» **Exercise prompt**: Scan the data below for the string "Publishers". Show every line where it turns up.

» **Dataset rows**:

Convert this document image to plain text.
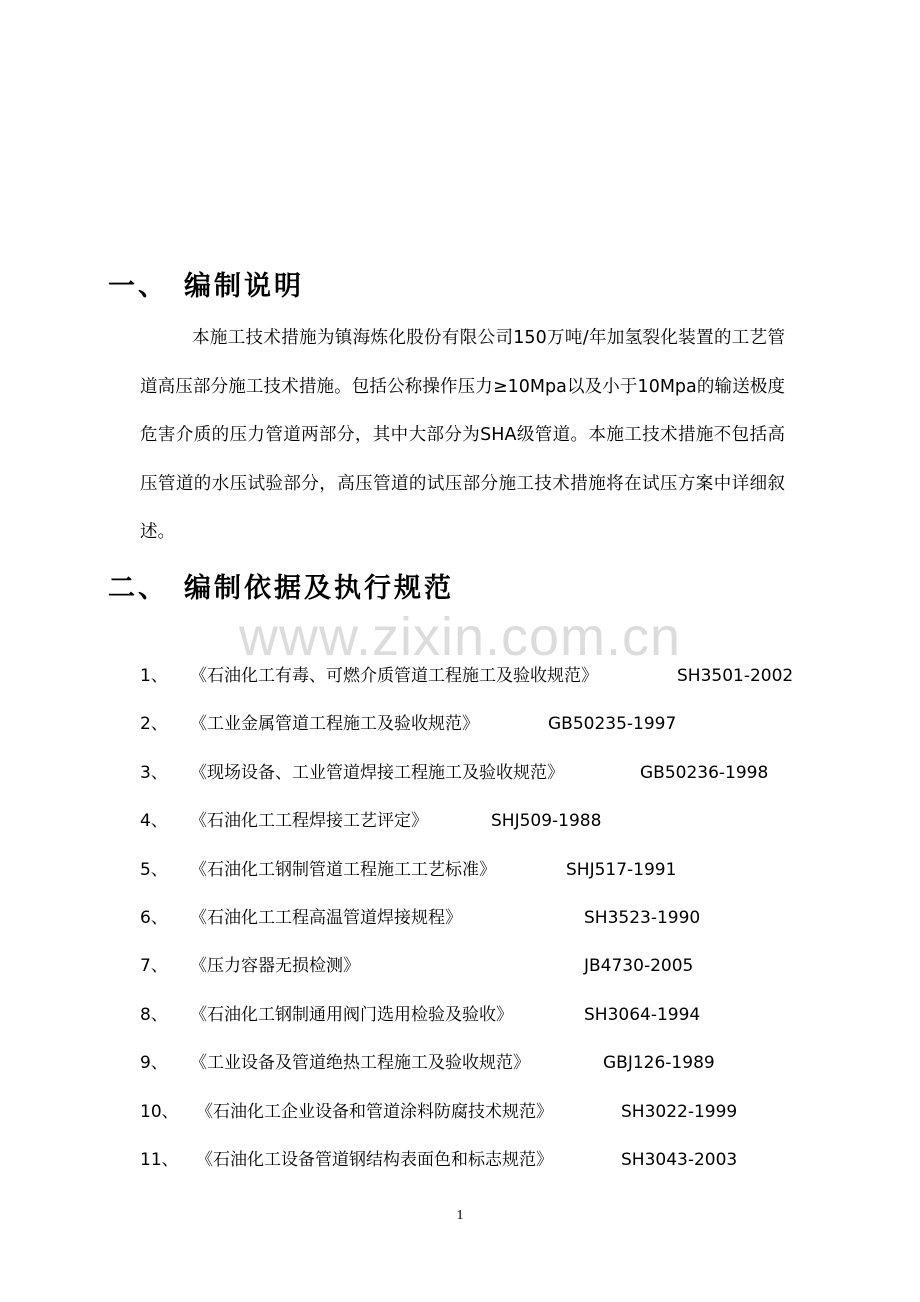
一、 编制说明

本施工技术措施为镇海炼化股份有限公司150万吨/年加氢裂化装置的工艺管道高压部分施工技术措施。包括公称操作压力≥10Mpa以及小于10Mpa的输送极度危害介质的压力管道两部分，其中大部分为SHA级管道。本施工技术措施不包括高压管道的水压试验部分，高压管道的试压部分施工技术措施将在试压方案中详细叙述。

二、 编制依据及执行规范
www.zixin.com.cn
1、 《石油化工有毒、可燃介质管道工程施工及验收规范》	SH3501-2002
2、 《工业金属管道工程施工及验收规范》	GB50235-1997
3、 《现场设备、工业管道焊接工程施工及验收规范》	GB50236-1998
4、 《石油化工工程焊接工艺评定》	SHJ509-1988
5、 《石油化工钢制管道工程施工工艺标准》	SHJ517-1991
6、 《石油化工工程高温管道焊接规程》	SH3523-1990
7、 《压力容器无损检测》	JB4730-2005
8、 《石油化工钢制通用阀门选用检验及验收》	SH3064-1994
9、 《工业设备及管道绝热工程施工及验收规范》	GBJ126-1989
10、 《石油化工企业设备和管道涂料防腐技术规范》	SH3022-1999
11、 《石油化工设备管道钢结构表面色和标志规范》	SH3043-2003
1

==

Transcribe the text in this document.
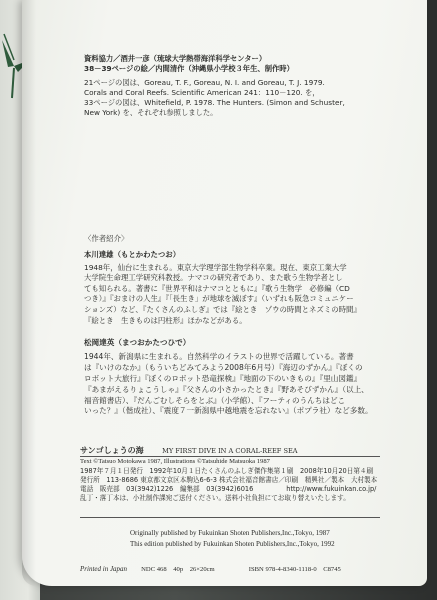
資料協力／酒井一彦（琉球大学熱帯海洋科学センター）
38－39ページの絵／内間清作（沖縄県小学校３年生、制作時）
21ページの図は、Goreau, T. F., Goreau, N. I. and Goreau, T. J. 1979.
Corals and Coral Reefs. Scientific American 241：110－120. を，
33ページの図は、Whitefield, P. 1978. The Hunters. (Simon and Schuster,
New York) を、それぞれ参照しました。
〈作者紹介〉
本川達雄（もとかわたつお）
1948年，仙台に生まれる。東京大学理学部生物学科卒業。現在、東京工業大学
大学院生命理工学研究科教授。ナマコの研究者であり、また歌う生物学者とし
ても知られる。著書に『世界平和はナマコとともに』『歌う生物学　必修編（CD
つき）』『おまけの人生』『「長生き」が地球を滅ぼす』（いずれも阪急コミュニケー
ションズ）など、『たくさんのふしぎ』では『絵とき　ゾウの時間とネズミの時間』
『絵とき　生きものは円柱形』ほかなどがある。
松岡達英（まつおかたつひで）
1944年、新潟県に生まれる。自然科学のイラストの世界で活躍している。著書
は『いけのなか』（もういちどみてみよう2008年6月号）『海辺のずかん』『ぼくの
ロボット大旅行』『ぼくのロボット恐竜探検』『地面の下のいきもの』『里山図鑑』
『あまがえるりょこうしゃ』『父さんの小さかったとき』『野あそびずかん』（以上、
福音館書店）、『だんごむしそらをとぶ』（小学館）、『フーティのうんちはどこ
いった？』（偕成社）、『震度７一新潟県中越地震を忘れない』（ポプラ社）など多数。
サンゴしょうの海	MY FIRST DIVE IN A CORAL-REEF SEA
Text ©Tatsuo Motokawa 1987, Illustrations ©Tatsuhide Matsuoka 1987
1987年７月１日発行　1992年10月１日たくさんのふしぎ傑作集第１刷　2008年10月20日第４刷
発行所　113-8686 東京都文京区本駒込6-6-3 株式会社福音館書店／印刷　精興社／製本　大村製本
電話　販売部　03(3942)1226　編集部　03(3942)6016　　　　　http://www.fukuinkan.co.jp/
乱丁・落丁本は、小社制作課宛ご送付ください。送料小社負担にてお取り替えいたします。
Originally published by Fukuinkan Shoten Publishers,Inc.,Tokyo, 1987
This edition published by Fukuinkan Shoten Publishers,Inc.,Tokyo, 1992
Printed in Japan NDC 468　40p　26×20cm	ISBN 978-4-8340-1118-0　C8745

» **Task answer**:
Originally published by Fukuinkan Shoten Publishers,Inc.,Tokyo, 1987
This edition published by Fukuinkan Shoten Publishers,Inc.,Tokyo, 1992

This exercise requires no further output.